:: To do ::
Copy out each listing with "components" switched to "elements" and every other word left as it is. Leave out the pictures.

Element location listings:
* Begin *

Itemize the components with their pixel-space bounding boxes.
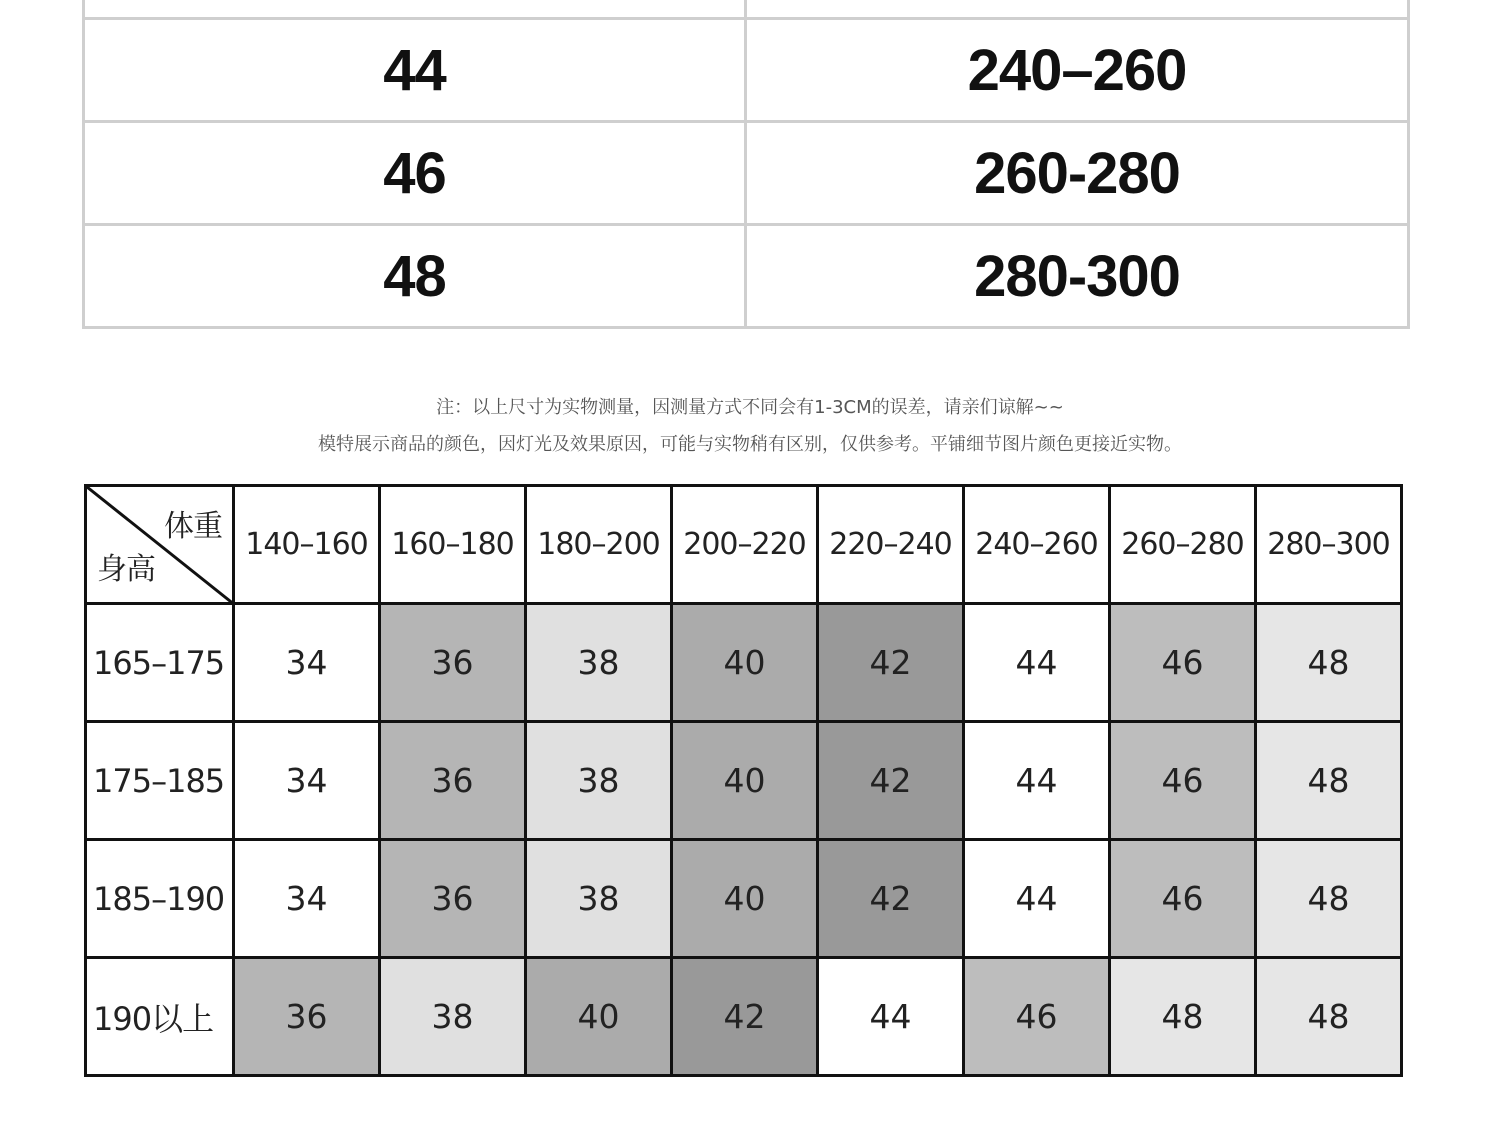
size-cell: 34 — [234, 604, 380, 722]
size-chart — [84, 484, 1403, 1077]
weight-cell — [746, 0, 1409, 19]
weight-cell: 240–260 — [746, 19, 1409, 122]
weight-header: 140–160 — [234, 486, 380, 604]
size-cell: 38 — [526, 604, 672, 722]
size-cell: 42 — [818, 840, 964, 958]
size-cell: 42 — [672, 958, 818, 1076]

* End *

:: The response ::
Itemize the elements with their pixel-space bounding boxes.
size-cell: 34 — [234, 604, 380, 722]
size-chart — [84, 484, 1403, 1077]
weight-cell — [746, 0, 1409, 19]
weight-cell: 240–260 — [746, 19, 1409, 122]
weight-header: 140–160 — [234, 486, 380, 604]
size-cell: 38 — [526, 604, 672, 722]
size-cell: 42 — [818, 840, 964, 958]
size-cell: 42 — [672, 958, 818, 1076]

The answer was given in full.